Each entry that follows should be given again word for word; please leave out its pictures.

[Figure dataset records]
##########

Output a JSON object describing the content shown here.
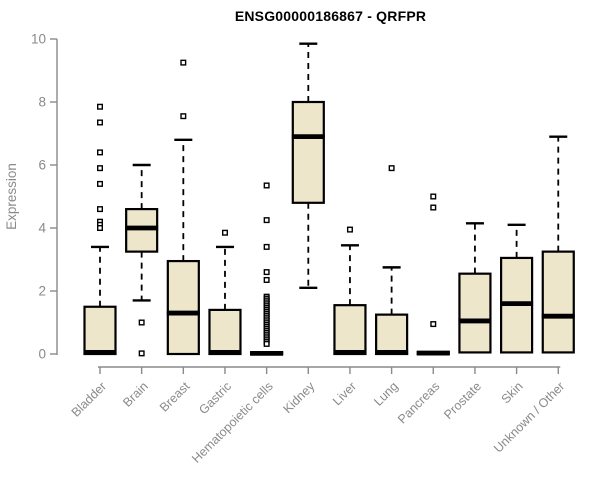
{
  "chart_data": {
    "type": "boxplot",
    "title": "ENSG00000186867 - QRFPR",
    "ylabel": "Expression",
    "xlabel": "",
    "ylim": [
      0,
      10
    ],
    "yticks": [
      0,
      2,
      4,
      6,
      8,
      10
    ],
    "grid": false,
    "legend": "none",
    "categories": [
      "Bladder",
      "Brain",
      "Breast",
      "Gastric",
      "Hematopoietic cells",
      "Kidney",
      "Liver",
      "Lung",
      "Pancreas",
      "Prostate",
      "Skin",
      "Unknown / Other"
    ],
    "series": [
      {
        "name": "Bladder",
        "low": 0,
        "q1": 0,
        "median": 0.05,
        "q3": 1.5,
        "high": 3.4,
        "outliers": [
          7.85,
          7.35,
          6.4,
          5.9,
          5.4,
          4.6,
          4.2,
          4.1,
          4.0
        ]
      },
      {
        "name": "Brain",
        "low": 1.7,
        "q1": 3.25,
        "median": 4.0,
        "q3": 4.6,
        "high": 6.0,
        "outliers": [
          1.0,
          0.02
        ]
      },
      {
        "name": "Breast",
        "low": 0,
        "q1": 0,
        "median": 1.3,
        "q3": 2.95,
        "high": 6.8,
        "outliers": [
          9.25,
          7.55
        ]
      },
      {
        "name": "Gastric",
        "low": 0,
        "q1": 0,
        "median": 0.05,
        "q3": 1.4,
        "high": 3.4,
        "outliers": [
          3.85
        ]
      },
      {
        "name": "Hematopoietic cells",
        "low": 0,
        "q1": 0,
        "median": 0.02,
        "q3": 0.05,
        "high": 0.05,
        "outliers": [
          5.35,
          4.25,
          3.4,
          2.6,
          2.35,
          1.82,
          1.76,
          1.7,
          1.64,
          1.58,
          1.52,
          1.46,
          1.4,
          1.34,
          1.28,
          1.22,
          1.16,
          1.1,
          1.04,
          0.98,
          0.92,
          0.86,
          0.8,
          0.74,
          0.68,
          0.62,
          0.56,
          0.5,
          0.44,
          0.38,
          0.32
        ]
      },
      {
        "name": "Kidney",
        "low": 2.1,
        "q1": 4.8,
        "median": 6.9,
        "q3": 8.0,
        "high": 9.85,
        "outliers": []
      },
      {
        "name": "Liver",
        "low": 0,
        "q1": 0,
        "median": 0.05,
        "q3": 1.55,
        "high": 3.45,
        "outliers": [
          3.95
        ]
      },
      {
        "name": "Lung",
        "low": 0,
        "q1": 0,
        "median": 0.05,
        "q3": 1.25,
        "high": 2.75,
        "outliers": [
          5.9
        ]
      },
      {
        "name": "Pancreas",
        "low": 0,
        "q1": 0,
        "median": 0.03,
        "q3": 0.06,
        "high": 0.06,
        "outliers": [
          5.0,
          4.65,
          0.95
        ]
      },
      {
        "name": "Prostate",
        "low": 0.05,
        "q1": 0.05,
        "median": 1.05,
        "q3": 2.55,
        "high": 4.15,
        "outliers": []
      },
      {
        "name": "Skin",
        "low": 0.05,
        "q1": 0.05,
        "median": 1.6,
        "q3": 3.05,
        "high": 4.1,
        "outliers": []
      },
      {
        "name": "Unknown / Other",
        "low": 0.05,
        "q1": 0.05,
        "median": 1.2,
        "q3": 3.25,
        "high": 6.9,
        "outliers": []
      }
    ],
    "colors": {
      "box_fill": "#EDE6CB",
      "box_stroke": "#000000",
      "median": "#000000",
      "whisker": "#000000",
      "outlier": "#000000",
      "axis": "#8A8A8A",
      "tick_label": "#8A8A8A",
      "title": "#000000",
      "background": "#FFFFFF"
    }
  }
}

##########

_Exercise output_
Output a JSON object describing the content shown here.
{
  "chart_data": {
    "type": "boxplot",
    "title": "ENSG00000186867 - QRFPR",
    "ylabel": "Expression",
    "xlabel": "",
    "ylim": [
      0,
      10
    ],
    "yticks": [
      0,
      2,
      4,
      6,
      8,
      10
    ],
    "grid": false,
    "legend": "none",
    "categories": [
      "Bladder",
      "Brain",
      "Breast",
      "Gastric",
      "Hematopoietic cells",
      "Kidney",
      "Liver",
      "Lung",
      "Pancreas",
      "Prostate",
      "Skin",
      "Unknown / Other"
    ],
    "series": [
      {
        "name": "Bladder",
        "low": 0,
        "q1": 0,
        "median": 0.05,
        "q3": 1.5,
        "high": 3.4,
        "outliers": [
          7.85,
          7.35,
          6.4,
          5.9,
          5.4,
          4.6,
          4.2,
          4.1,
          4.0
        ]
      },
      {
        "name": "Brain",
        "low": 1.7,
        "q1": 3.25,
        "median": 4.0,
        "q3": 4.6,
        "high": 6.0,
        "outliers": [
          1.0,
          0.02
        ]
      },
      {
        "name": "Breast",
        "low": 0,
        "q1": 0,
        "median": 1.3,
        "q3": 2.95,
        "high": 6.8,
        "outliers": [
          9.25,
          7.55
        ]
      },
      {
        "name": "Gastric",
        "low": 0,
        "q1": 0,
        "median": 0.05,
        "q3": 1.4,
        "high": 3.4,
        "outliers": [
          3.85
        ]
      },
      {
        "name": "Hematopoietic cells",
        "low": 0,
        "q1": 0,
        "median": 0.02,
        "q3": 0.05,
        "high": 0.05,
        "outliers": [
          5.35,
          4.25,
          3.4,
          2.6,
          2.35,
          1.82,
          1.76,
          1.7,
          1.64,
          1.58,
          1.52,
          1.46,
          1.4,
          1.34,
          1.28,
          1.22,
          1.16,
          1.1,
          1.04,
          0.98,
          0.92,
          0.86,
          0.8,
          0.74,
          0.68,
          0.62,
          0.56,
          0.5,
          0.44,
          0.38,
          0.32
        ]
      },
      {
        "name": "Kidney",
        "low": 2.1,
        "q1": 4.8,
        "median": 6.9,
        "q3": 8.0,
        "high": 9.85,
        "outliers": []
      },
      {
        "name": "Liver",
        "low": 0,
        "q1": 0,
        "median": 0.05,
        "q3": 1.55,
        "high": 3.45,
        "outliers": [
          3.95
        ]
      },
      {
        "name": "Lung",
        "low": 0,
        "q1": 0,
        "median": 0.05,
        "q3": 1.25,
        "high": 2.75,
        "outliers": [
          5.9
        ]
      },
      {
        "name": "Pancreas",
        "low": 0,
        "q1": 0,
        "median": 0.03,
        "q3": 0.06,
        "high": 0.06,
        "outliers": [
          5.0,
          4.65,
          0.95
        ]
      },
      {
        "name": "Prostate",
        "low": 0.05,
        "q1": 0.05,
        "median": 1.05,
        "q3": 2.55,
        "high": 4.15,
        "outliers": []
      },
      {
        "name": "Skin",
        "low": 0.05,
        "q1": 0.05,
        "median": 1.6,
        "q3": 3.05,
        "high": 4.1,
        "outliers": []
      },
      {
        "name": "Unknown / Other",
        "low": 0.05,
        "q1": 0.05,
        "median": 1.2,
        "q3": 3.25,
        "high": 6.9,
        "outliers": []
      }
    ],
    "colors": {
      "box_fill": "#EDE6CB",
      "box_stroke": "#000000",
      "median": "#000000",
      "whisker": "#000000",
      "outlier": "#000000",
      "axis": "#8A8A8A",
      "tick_label": "#8A8A8A",
      "title": "#000000",
      "background": "#FFFFFF"
    }
  }
}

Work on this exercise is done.